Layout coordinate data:
================

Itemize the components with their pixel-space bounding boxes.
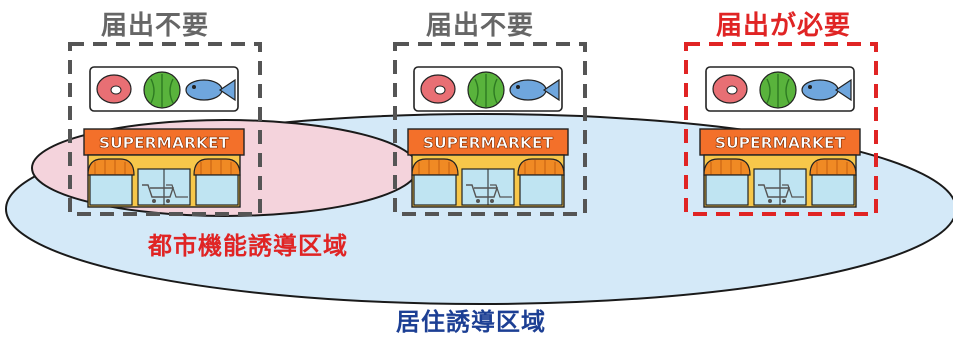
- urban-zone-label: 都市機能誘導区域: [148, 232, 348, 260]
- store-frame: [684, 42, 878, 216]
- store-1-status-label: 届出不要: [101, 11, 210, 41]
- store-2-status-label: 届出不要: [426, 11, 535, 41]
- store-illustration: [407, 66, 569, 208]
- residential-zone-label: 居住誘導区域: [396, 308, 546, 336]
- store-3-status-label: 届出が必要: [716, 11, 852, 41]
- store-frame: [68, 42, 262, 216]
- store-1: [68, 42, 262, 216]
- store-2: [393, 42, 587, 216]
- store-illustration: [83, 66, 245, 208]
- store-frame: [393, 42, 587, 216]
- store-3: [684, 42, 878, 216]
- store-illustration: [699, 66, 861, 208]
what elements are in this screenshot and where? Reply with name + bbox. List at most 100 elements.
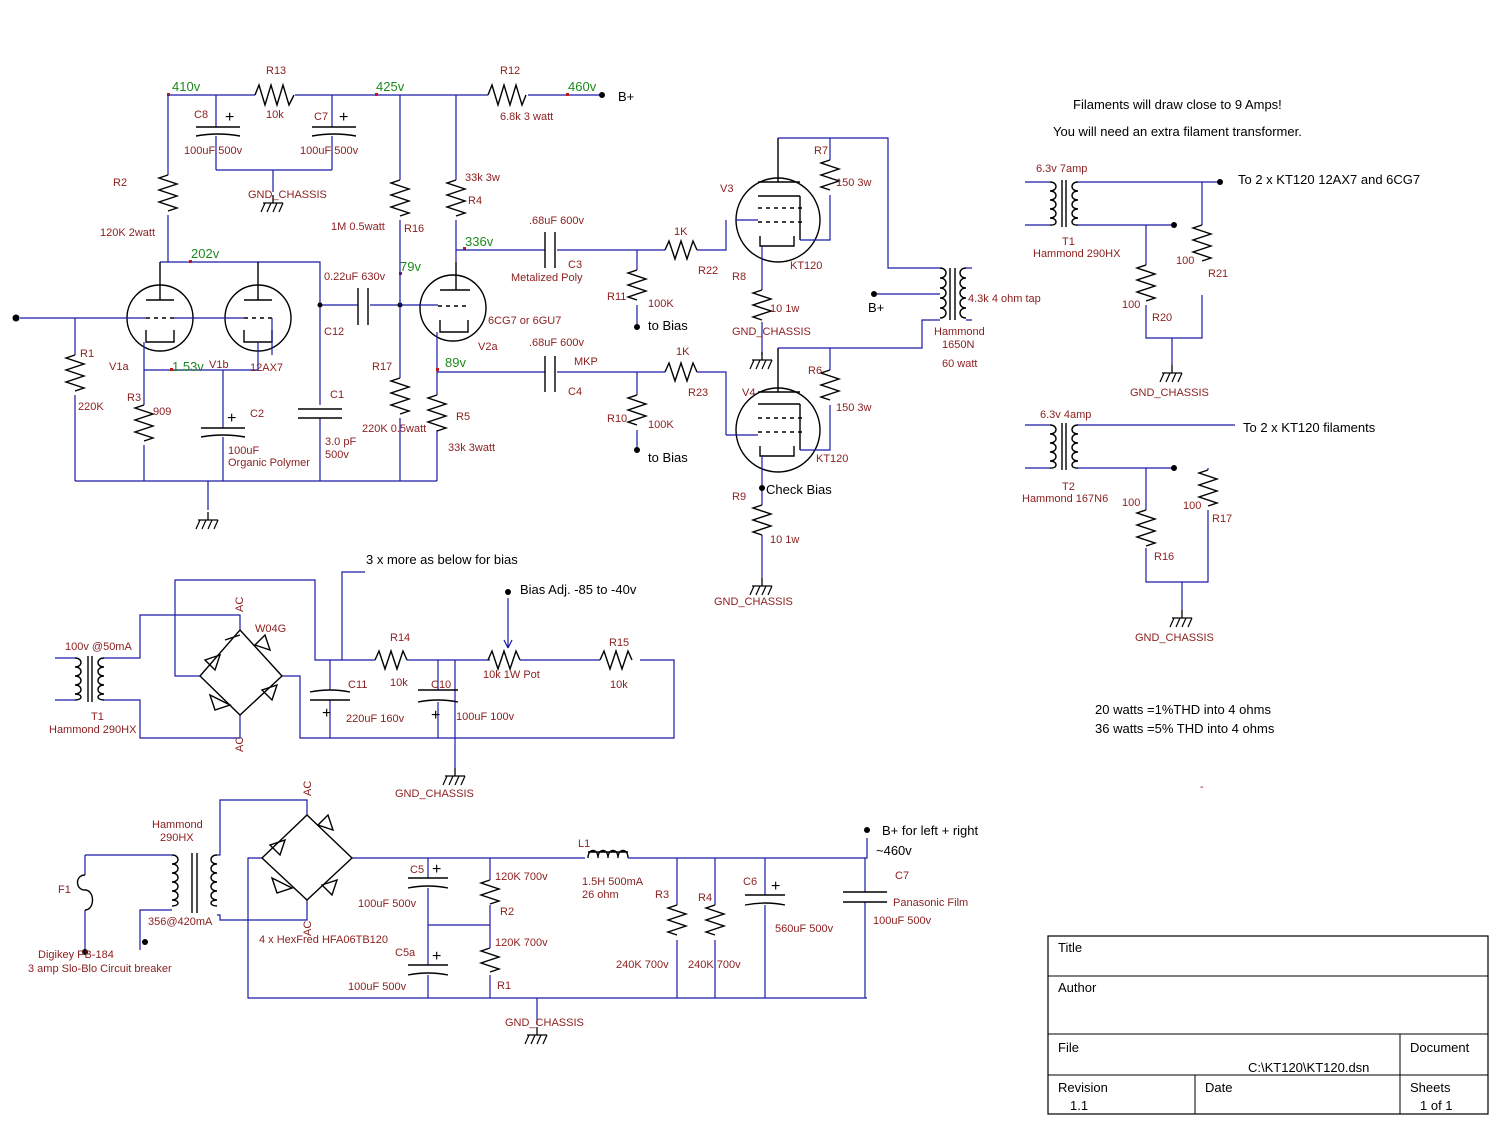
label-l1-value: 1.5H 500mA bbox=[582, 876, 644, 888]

================

- _What you are asked to do_
Print every line of the records above word for word, leaving out the pictures.

- _Result of the task_
Itemize the components with their pixel-space bounding boxes.
- urban-zone-label: 都市機能誘導区域: [148, 232, 348, 260]
- store-frame: [684, 42, 878, 216]
- store-1-status-label: 届出不要: [101, 11, 210, 41]
- store-2-status-label: 届出不要: [426, 11, 535, 41]
- store-illustration: [407, 66, 569, 208]
- residential-zone-label: 居住誘導区域: [396, 308, 546, 336]
- store-3-status-label: 届出が必要: [716, 11, 852, 41]
- store-frame: [68, 42, 262, 216]
- store-1: [68, 42, 262, 216]
- store-2: [393, 42, 587, 216]
- store-illustration: [83, 66, 245, 208]
- store-frame: [393, 42, 587, 216]
- store-3: [684, 42, 878, 216]
- store-illustration: [699, 66, 861, 208]
what elements are in this screenshot and where? Reply with name + bbox. List at most 100 elements.
label-l1-value: 1.5H 500mA bbox=[582, 876, 644, 888]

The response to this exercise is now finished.